WHAT THE TASK REQUIRES »
Among the lines below, count those with "color". Give the total alone.

================

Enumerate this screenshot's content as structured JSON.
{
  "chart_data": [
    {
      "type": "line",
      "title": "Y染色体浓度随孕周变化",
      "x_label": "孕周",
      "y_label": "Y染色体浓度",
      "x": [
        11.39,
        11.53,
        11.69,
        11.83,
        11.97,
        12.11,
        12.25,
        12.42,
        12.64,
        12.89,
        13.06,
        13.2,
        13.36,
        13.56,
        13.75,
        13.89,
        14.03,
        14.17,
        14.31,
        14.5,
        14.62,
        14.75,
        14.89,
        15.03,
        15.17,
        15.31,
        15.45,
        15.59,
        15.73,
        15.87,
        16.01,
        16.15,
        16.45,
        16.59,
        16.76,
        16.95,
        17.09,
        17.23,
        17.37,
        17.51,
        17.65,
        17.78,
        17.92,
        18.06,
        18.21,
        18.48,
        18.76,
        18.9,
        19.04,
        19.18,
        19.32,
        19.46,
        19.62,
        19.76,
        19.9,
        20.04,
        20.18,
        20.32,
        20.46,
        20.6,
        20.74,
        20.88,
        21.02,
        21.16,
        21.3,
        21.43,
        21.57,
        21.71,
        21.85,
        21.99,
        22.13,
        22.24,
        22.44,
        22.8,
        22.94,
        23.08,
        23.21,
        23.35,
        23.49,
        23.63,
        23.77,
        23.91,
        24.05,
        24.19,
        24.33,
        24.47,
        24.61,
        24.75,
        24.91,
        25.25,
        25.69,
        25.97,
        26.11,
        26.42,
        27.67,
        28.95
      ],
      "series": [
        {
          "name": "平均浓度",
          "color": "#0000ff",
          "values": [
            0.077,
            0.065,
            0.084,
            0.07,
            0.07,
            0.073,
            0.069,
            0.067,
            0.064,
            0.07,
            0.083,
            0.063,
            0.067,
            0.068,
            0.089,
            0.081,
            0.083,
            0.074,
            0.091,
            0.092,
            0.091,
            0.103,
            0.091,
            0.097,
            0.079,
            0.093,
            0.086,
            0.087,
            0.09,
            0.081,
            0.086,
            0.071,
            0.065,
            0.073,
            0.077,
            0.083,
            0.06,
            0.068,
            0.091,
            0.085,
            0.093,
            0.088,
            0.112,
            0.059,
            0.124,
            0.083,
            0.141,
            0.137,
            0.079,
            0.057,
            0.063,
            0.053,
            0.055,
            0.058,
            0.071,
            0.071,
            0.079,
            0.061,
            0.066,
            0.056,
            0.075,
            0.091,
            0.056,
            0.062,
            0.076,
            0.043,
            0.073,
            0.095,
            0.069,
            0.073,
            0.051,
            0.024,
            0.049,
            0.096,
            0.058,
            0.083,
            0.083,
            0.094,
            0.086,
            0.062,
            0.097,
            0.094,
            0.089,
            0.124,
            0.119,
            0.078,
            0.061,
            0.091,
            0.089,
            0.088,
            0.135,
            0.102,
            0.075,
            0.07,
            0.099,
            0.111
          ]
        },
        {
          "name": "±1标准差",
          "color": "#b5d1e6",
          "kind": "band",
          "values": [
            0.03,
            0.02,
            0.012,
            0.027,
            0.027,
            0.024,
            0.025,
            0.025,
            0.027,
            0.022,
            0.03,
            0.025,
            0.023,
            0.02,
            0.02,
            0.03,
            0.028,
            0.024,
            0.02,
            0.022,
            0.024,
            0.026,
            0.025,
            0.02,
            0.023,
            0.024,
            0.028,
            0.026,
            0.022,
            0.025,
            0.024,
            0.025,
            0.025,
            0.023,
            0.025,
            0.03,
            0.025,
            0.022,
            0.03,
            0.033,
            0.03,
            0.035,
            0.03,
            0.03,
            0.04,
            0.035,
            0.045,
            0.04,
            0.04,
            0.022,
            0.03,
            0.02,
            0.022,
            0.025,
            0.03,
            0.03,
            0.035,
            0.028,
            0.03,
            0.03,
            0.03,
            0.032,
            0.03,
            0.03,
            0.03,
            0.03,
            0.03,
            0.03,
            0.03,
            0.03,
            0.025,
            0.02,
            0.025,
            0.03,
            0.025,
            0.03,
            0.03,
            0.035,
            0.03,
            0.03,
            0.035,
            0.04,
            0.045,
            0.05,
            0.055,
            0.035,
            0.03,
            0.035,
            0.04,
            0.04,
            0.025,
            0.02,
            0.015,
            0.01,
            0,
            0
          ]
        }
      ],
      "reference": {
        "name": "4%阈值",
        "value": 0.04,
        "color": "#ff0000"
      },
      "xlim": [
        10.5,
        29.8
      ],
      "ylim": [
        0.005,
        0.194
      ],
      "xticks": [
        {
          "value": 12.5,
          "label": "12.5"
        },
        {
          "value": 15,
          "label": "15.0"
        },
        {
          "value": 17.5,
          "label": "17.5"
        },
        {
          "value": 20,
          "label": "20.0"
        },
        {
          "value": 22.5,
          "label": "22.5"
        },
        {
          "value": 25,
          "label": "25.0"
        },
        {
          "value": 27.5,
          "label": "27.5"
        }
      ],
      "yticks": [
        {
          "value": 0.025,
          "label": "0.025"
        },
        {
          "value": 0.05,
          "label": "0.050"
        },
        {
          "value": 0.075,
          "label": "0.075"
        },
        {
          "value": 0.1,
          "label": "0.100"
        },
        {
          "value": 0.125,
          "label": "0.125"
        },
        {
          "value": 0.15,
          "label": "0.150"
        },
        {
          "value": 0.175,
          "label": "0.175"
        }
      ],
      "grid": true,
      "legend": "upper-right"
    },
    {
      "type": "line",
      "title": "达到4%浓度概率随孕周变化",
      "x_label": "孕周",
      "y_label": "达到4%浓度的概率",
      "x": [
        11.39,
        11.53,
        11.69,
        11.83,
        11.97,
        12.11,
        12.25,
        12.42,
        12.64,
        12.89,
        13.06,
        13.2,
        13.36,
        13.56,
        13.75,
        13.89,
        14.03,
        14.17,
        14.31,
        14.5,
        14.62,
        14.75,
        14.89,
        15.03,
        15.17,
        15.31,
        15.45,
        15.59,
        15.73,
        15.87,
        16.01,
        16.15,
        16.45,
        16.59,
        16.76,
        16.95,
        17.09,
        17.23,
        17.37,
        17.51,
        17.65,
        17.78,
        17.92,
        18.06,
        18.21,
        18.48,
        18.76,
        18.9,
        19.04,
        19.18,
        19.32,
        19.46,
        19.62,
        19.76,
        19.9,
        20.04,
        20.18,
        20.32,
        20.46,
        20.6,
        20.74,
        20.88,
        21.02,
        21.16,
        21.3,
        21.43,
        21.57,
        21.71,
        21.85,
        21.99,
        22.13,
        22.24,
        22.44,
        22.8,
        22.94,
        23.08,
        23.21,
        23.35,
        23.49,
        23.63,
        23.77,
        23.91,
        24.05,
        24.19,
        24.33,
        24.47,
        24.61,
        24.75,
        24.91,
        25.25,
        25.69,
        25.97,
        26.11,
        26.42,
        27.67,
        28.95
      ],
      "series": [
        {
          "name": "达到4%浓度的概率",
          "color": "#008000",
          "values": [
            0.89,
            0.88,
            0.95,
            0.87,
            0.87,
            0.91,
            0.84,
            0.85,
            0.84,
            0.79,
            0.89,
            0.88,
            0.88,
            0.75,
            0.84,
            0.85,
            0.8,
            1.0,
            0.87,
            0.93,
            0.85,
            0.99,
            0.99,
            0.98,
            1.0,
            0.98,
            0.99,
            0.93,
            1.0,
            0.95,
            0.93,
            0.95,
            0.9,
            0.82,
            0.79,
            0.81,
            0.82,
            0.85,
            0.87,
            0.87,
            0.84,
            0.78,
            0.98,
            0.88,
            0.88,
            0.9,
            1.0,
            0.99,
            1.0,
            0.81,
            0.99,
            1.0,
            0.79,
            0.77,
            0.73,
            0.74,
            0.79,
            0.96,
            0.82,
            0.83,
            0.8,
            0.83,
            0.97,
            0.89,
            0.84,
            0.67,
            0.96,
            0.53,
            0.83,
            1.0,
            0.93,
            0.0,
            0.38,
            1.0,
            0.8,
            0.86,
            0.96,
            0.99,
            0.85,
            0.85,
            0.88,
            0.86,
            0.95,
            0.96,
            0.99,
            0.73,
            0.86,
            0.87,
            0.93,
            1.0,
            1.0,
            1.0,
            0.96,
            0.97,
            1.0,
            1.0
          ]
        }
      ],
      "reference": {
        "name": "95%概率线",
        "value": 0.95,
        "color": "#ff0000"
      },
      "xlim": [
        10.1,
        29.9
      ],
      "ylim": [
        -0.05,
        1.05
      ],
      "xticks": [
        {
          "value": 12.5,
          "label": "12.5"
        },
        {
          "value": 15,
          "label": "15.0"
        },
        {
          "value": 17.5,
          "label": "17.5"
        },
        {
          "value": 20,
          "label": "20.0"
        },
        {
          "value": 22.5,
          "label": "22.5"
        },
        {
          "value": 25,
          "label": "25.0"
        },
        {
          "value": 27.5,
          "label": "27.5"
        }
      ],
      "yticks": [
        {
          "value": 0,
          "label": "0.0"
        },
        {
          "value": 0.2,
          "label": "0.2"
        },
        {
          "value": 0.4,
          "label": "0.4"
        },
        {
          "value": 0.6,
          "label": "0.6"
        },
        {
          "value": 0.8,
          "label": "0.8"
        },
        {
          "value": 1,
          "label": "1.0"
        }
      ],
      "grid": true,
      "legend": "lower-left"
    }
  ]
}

================

RESULT OF THE TASK »
5